#### WRITTEN PROBLEM
Output all of the data below exactly as given.

(Extracts from a graphics dataset)
****************
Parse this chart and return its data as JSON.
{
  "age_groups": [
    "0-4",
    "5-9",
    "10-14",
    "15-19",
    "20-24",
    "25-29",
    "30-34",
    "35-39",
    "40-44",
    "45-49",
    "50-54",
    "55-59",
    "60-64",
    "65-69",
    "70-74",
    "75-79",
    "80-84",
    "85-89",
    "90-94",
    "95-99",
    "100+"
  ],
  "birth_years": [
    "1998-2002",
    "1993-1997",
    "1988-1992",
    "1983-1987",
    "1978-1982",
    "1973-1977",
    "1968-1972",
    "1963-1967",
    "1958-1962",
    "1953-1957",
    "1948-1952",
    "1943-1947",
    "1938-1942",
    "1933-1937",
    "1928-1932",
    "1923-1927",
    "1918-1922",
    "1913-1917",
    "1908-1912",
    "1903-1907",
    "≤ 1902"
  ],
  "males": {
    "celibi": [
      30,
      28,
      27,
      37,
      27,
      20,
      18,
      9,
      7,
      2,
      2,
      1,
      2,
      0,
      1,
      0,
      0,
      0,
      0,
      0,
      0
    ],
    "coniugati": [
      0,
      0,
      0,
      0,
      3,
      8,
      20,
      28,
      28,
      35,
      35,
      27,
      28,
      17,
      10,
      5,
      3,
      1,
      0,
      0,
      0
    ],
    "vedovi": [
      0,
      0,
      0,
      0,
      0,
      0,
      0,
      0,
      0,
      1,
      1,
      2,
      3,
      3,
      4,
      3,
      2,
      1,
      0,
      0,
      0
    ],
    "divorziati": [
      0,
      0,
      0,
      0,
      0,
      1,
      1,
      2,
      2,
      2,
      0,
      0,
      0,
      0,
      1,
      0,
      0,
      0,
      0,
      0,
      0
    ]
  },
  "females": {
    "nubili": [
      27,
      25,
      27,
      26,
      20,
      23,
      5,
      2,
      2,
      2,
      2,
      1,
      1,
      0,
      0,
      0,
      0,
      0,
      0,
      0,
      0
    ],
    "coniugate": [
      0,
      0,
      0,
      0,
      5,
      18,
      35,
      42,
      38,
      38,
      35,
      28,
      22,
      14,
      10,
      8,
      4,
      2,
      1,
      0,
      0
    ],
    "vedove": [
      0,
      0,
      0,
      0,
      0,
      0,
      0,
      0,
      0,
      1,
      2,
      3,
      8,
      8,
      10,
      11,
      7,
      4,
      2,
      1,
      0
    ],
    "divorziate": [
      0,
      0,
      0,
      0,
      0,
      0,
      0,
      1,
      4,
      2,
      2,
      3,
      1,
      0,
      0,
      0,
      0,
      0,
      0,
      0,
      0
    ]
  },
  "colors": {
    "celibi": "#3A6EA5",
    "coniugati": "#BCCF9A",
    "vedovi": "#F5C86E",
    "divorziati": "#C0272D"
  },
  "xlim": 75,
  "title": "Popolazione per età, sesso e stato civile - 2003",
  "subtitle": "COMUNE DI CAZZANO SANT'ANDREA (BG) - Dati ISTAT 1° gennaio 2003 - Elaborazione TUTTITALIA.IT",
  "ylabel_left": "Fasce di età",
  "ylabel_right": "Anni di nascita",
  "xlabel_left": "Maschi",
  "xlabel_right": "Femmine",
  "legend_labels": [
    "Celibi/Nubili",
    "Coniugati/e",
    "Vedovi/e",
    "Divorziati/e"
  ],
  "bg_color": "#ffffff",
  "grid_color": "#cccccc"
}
****************
#### SOLUTION
Parse this chart and return its data as JSON.
{
  "age_groups": [
    "0-4",
    "5-9",
    "10-14",
    "15-19",
    "20-24",
    "25-29",
    "30-34",
    "35-39",
    "40-44",
    "45-49",
    "50-54",
    "55-59",
    "60-64",
    "65-69",
    "70-74",
    "75-79",
    "80-84",
    "85-89",
    "90-94",
    "95-99",
    "100+"
  ],
  "birth_years": [
    "1998-2002",
    "1993-1997",
    "1988-1992",
    "1983-1987",
    "1978-1982",
    "1973-1977",
    "1968-1972",
    "1963-1967",
    "1958-1962",
    "1953-1957",
    "1948-1952",
    "1943-1947",
    "1938-1942",
    "1933-1937",
    "1928-1932",
    "1923-1927",
    "1918-1922",
    "1913-1917",
    "1908-1912",
    "1903-1907",
    "≤ 1902"
  ],
  "males": {
    "celibi": [
      30,
      28,
      27,
      37,
      27,
      20,
      18,
      9,
      7,
      2,
      2,
      1,
      2,
      0,
      1,
      0,
      0,
      0,
      0,
      0,
      0
    ],
    "coniugati": [
      0,
      0,
      0,
      0,
      3,
      8,
      20,
      28,
      28,
      35,
      35,
      27,
      28,
      17,
      10,
      5,
      3,
      1,
      0,
      0,
      0
    ],
    "vedovi": [
      0,
      0,
      0,
      0,
      0,
      0,
      0,
      0,
      0,
      1,
      1,
      2,
      3,
      3,
      4,
      3,
      2,
      1,
      0,
      0,
      0
    ],
    "divorziati": [
      0,
      0,
      0,
      0,
      0,
      1,
      1,
      2,
      2,
      2,
      0,
      0,
      0,
      0,
      1,
      0,
      0,
      0,
      0,
      0,
      0
    ]
  },
  "females": {
    "nubili": [
      27,
      25,
      27,
      26,
      20,
      23,
      5,
      2,
      2,
      2,
      2,
      1,
      1,
      0,
      0,
      0,
      0,
      0,
      0,
      0,
      0
    ],
    "coniugate": [
      0,
      0,
      0,
      0,
      5,
      18,
      35,
      42,
      38,
      38,
      35,
      28,
      22,
      14,
      10,
      8,
      4,
      2,
      1,
      0,
      0
    ],
    "vedove": [
      0,
      0,
      0,
      0,
      0,
      0,
      0,
      0,
      0,
      1,
      2,
      3,
      8,
      8,
      10,
      11,
      7,
      4,
      2,
      1,
      0
    ],
    "divorziate": [
      0,
      0,
      0,
      0,
      0,
      0,
      0,
      1,
      4,
      2,
      2,
      3,
      1,
      0,
      0,
      0,
      0,
      0,
      0,
      0,
      0
    ]
  },
  "colors": {
    "celibi": "#3A6EA5",
    "coniugati": "#BCCF9A",
    "vedovi": "#F5C86E",
    "divorziati": "#C0272D"
  },
  "xlim": 75,
  "title": "Popolazione per età, sesso e stato civile - 2003",
  "subtitle": "COMUNE DI CAZZANO SANT'ANDREA (BG) - Dati ISTAT 1° gennaio 2003 - Elaborazione TUTTITALIA.IT",
  "ylabel_left": "Fasce di età",
  "ylabel_right": "Anni di nascita",
  "xlabel_left": "Maschi",
  "xlabel_right": "Femmine",
  "legend_labels": [
    "Celibi/Nubili",
    "Coniugati/e",
    "Vedovi/e",
    "Divorziati/e"
  ],
  "bg_color": "#ffffff",
  "grid_color": "#cccccc"
}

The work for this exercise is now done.